[Task prompt] Below are the entries; output exactly the lines from the one containing "Read out every word on this page." through the final line, inclusive.

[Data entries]
start

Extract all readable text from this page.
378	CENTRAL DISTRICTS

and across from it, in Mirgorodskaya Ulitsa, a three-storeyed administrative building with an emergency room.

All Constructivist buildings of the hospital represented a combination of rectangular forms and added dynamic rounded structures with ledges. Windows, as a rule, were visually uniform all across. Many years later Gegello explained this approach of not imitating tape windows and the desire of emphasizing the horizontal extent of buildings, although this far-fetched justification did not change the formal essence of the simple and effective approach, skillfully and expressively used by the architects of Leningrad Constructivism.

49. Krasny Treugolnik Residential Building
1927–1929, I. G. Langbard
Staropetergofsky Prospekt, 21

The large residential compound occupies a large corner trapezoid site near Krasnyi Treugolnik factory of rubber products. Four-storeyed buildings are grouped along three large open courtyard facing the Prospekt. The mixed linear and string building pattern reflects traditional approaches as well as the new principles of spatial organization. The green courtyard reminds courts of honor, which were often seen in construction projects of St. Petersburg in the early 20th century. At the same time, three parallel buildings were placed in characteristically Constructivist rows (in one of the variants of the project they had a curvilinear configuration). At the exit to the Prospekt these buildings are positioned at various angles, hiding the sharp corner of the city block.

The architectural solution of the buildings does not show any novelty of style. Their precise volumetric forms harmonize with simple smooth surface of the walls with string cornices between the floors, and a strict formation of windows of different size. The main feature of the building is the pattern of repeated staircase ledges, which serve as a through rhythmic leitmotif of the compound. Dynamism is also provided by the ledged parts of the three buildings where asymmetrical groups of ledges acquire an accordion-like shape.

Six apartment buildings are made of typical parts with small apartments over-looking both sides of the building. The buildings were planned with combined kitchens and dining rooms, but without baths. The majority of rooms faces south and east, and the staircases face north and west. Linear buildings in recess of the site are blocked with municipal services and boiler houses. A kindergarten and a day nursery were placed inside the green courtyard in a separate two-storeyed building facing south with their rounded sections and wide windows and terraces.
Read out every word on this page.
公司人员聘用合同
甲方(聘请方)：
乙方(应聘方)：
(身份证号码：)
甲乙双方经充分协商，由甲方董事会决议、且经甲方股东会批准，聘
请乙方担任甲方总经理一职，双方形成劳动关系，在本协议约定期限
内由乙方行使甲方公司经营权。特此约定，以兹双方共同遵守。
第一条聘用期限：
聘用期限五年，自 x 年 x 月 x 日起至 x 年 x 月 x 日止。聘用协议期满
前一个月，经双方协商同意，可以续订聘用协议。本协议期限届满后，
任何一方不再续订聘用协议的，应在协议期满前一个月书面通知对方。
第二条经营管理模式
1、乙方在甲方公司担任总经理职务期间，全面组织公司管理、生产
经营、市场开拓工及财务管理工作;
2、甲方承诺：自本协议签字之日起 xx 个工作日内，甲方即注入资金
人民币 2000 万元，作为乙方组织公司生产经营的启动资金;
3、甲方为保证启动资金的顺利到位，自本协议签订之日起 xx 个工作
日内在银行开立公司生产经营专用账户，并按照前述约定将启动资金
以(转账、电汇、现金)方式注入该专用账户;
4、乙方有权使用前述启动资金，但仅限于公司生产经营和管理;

end

[Solution for this problem]
Read out every word on this page.
公司人员聘用合同
甲方(聘请方)：
乙方(应聘方)：
(身份证号码：)
甲乙双方经充分协商，由甲方董事会决议、且经甲方股东会批准，聘
请乙方担任甲方总经理一职，双方形成劳动关系，在本协议约定期限
内由乙方行使甲方公司经营权。特此约定，以兹双方共同遵守。
第一条聘用期限：
聘用期限五年，自 x 年 x 月 x 日起至 x 年 x 月 x 日止。聘用协议期满
前一个月，经双方协商同意，可以续订聘用协议。本协议期限届满后，
任何一方不再续订聘用协议的，应在协议期满前一个月书面通知对方。
第二条经营管理模式
1、乙方在甲方公司担任总经理职务期间，全面组织公司管理、生产
经营、市场开拓工及财务管理工作;
2、甲方承诺：自本协议签字之日起 xx 个工作日内，甲方即注入资金
人民币 2000 万元，作为乙方组织公司生产经营的启动资金;
3、甲方为保证启动资金的顺利到位，自本协议签订之日起 xx 个工作
日内在银行开立公司生产经营专用账户，并按照前述约定将启动资金
以(转账、电汇、现金)方式注入该专用账户;
4、乙方有权使用前述启动资金，但仅限于公司生产经营和管理;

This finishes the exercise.